----- DATA LISTING

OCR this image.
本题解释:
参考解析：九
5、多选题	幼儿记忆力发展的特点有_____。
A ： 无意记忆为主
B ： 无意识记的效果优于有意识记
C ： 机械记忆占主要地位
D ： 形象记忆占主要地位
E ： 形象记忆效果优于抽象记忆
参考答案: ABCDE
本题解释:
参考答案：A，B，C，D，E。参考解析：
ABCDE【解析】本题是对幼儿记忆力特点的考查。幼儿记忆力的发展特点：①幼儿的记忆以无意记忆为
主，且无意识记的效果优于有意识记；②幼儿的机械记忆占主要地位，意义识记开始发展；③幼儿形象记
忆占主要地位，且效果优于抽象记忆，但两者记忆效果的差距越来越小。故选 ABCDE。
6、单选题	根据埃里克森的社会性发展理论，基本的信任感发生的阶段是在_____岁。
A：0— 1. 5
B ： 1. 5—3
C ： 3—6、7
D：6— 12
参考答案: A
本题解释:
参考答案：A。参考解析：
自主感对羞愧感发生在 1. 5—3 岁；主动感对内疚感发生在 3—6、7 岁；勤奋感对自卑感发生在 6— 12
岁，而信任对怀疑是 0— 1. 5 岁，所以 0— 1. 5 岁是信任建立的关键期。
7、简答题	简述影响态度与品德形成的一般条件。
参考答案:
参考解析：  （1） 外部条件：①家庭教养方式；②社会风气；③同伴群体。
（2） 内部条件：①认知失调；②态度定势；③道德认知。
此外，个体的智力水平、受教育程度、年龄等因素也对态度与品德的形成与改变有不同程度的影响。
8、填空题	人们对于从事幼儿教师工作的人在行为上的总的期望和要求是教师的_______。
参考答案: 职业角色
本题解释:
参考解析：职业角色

----------

PROBLEM REQUIREMENTS: Look over the records above and copy each line that includes the string "参考解析".

RESULT OF THE TASK:
参考解析：九
参考答案：A，B，C，D，E。参考解析：
参考答案：A。参考解析：
参考解析：  （1） 外部条件：①家庭教养方式；②社会风气；③同伴群体。
参考解析：职业角色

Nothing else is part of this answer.